§ **Problem to work on**
Copy out all of the data exactly as it appears.

═════ Exercise materials

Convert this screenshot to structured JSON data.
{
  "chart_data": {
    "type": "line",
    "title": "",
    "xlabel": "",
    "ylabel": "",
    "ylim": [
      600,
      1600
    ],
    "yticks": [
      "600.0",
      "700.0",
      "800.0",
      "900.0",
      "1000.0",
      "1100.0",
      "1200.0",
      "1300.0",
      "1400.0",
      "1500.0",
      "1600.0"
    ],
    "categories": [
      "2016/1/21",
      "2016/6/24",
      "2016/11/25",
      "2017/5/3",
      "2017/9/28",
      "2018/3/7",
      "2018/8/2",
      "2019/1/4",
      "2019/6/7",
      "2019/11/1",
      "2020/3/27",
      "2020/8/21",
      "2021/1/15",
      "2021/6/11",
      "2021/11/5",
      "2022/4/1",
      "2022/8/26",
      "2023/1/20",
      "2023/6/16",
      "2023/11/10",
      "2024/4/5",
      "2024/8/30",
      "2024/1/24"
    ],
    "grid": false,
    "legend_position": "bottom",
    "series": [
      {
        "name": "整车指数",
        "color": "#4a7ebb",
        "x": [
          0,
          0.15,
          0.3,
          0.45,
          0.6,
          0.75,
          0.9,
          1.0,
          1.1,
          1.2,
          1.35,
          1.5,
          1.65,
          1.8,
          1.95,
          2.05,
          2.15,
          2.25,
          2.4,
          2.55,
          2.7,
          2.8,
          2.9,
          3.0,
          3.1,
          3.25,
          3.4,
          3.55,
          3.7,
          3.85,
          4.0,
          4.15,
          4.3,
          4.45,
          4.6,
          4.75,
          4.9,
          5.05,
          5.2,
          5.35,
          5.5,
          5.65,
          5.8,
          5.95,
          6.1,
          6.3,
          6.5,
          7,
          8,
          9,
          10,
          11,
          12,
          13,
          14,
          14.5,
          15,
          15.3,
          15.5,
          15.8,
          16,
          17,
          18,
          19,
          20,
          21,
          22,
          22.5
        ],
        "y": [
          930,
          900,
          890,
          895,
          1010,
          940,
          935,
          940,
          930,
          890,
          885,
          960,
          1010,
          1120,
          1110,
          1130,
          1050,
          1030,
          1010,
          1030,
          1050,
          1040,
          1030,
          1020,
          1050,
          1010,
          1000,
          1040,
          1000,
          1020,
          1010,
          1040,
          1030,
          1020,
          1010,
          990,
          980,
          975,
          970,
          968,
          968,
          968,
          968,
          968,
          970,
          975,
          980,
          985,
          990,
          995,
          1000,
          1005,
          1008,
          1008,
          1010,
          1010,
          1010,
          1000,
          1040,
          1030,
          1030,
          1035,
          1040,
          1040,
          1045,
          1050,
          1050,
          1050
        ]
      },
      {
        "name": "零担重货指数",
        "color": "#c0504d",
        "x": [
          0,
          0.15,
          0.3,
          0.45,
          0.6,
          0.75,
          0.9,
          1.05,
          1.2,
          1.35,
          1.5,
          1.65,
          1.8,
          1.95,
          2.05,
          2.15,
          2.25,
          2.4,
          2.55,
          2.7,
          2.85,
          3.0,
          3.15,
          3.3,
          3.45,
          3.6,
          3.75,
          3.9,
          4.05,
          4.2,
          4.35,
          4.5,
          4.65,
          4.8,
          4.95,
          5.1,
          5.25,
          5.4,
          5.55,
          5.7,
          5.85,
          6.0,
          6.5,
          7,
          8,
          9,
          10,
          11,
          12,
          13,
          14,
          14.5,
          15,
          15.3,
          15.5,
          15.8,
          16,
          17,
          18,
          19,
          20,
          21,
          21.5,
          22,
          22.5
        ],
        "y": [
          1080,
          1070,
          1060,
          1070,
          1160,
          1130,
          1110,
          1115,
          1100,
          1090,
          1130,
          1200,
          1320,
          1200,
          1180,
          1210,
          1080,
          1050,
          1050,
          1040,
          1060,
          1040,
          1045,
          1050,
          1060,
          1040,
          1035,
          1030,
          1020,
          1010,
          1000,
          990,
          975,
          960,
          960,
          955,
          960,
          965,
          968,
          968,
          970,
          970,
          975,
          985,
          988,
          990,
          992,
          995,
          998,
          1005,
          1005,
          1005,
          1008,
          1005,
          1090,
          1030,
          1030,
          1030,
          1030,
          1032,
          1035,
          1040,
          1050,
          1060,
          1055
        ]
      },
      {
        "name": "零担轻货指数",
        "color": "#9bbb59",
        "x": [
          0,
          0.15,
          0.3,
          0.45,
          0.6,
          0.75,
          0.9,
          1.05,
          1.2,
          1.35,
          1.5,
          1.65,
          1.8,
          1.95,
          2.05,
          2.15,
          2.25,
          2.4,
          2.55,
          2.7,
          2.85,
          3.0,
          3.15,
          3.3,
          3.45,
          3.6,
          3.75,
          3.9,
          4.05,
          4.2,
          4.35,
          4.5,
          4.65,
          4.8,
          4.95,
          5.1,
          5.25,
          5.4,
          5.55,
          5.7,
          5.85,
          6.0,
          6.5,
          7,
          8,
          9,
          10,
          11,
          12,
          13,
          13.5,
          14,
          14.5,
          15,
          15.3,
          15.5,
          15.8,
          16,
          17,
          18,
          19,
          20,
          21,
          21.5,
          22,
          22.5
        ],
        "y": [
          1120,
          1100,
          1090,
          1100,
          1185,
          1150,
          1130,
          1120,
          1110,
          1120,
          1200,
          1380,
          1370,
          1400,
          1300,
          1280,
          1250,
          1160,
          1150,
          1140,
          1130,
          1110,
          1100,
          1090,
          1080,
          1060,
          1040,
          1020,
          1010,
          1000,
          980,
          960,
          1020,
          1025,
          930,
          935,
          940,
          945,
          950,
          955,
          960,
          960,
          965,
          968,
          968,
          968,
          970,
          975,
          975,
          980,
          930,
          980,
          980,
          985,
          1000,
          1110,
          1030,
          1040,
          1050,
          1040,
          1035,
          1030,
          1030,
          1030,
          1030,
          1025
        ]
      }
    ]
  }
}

══════════

§ **Task response**
Convert this screenshot to structured JSON data.
{
  "chart_data": {
    "type": "line",
    "title": "",
    "xlabel": "",
    "ylabel": "",
    "ylim": [
      600,
      1600
    ],
    "yticks": [
      "600.0",
      "700.0",
      "800.0",
      "900.0",
      "1000.0",
      "1100.0",
      "1200.0",
      "1300.0",
      "1400.0",
      "1500.0",
      "1600.0"
    ],
    "categories": [
      "2016/1/21",
      "2016/6/24",
      "2016/11/25",
      "2017/5/3",
      "2017/9/28",
      "2018/3/7",
      "2018/8/2",
      "2019/1/4",
      "2019/6/7",
      "2019/11/1",
      "2020/3/27",
      "2020/8/21",
      "2021/1/15",
      "2021/6/11",
      "2021/11/5",
      "2022/4/1",
      "2022/8/26",
      "2023/1/20",
      "2023/6/16",
      "2023/11/10",
      "2024/4/5",
      "2024/8/30",
      "2024/1/24"
    ],
    "grid": false,
    "legend_position": "bottom",
    "series": [
      {
        "name": "整车指数",
        "color": "#4a7ebb",
        "x": [
          0,
          0.15,
          0.3,
          0.45,
          0.6,
          0.75,
          0.9,
          1.0,
          1.1,
          1.2,
          1.35,
          1.5,
          1.65,
          1.8,
          1.95,
          2.05,
          2.15,
          2.25,
          2.4,
          2.55,
          2.7,
          2.8,
          2.9,
          3.0,
          3.1,
          3.25,
          3.4,
          3.55,
          3.7,
          3.85,
          4.0,
          4.15,
          4.3,
          4.45,
          4.6,
          4.75,
          4.9,
          5.05,
          5.2,
          5.35,
          5.5,
          5.65,
          5.8,
          5.95,
          6.1,
          6.3,
          6.5,
          7,
          8,
          9,
          10,
          11,
          12,
          13,
          14,
          14.5,
          15,
          15.3,
          15.5,
          15.8,
          16,
          17,
          18,
          19,
          20,
          21,
          22,
          22.5
        ],
        "y": [
          930,
          900,
          890,
          895,
          1010,
          940,
          935,
          940,
          930,
          890,
          885,
          960,
          1010,
          1120,
          1110,
          1130,
          1050,
          1030,
          1010,
          1030,
          1050,
          1040,
          1030,
          1020,
          1050,
          1010,
          1000,
          1040,
          1000,
          1020,
          1010,
          1040,
          1030,
          1020,
          1010,
          990,
          980,
          975,
          970,
          968,
          968,
          968,
          968,
          968,
          970,
          975,
          980,
          985,
          990,
          995,
          1000,
          1005,
          1008,
          1008,
          1010,
          1010,
          1010,
          1000,
          1040,
          1030,
          1030,
          1035,
          1040,
          1040,
          1045,
          1050,
          1050,
          1050
        ]
      },
      {
        "name": "零担重货指数",
        "color": "#c0504d",
        "x": [
          0,
          0.15,
          0.3,
          0.45,
          0.6,
          0.75,
          0.9,
          1.05,
          1.2,
          1.35,
          1.5,
          1.65,
          1.8,
          1.95,
          2.05,
          2.15,
          2.25,
          2.4,
          2.55,
          2.7,
          2.85,
          3.0,
          3.15,
          3.3,
          3.45,
          3.6,
          3.75,
          3.9,
          4.05,
          4.2,
          4.35,
          4.5,
          4.65,
          4.8,
          4.95,
          5.1,
          5.25,
          5.4,
          5.55,
          5.7,
          5.85,
          6.0,
          6.5,
          7,
          8,
          9,
          10,
          11,
          12,
          13,
          14,
          14.5,
          15,
          15.3,
          15.5,
          15.8,
          16,
          17,
          18,
          19,
          20,
          21,
          21.5,
          22,
          22.5
        ],
        "y": [
          1080,
          1070,
          1060,
          1070,
          1160,
          1130,
          1110,
          1115,
          1100,
          1090,
          1130,
          1200,
          1320,
          1200,
          1180,
          1210,
          1080,
          1050,
          1050,
          1040,
          1060,
          1040,
          1045,
          1050,
          1060,
          1040,
          1035,
          1030,
          1020,
          1010,
          1000,
          990,
          975,
          960,
          960,
          955,
          960,
          965,
          968,
          968,
          970,
          970,
          975,
          985,
          988,
          990,
          992,
          995,
          998,
          1005,
          1005,
          1005,
          1008,
          1005,
          1090,
          1030,
          1030,
          1030,
          1030,
          1032,
          1035,
          1040,
          1050,
          1060,
          1055
        ]
      },
      {
        "name": "零担轻货指数",
        "color": "#9bbb59",
        "x": [
          0,
          0.15,
          0.3,
          0.45,
          0.6,
          0.75,
          0.9,
          1.05,
          1.2,
          1.35,
          1.5,
          1.65,
          1.8,
          1.95,
          2.05,
          2.15,
          2.25,
          2.4,
          2.55,
          2.7,
          2.85,
          3.0,
          3.15,
          3.3,
          3.45,
          3.6,
          3.75,
          3.9,
          4.05,
          4.2,
          4.35,
          4.5,
          4.65,
          4.8,
          4.95,
          5.1,
          5.25,
          5.4,
          5.55,
          5.7,
          5.85,
          6.0,
          6.5,
          7,
          8,
          9,
          10,
          11,
          12,
          13,
          13.5,
          14,
          14.5,
          15,
          15.3,
          15.5,
          15.8,
          16,
          17,
          18,
          19,
          20,
          21,
          21.5,
          22,
          22.5
        ],
        "y": [
          1120,
          1100,
          1090,
          1100,
          1185,
          1150,
          1130,
          1120,
          1110,
          1120,
          1200,
          1380,
          1370,
          1400,
          1300,
          1280,
          1250,
          1160,
          1150,
          1140,
          1130,
          1110,
          1100,
          1090,
          1080,
          1060,
          1040,
          1020,
          1010,
          1000,
          980,
          960,
          1020,
          1025,
          930,
          935,
          940,
          945,
          950,
          955,
          960,
          960,
          965,
          968,
          968,
          968,
          970,
          975,
          975,
          980,
          930,
          980,
          980,
          985,
          1000,
          1110,
          1030,
          1040,
          1050,
          1040,
          1035,
          1030,
          1030,
          1030,
          1030,
          1025
        ]
      }
    ]
  }
}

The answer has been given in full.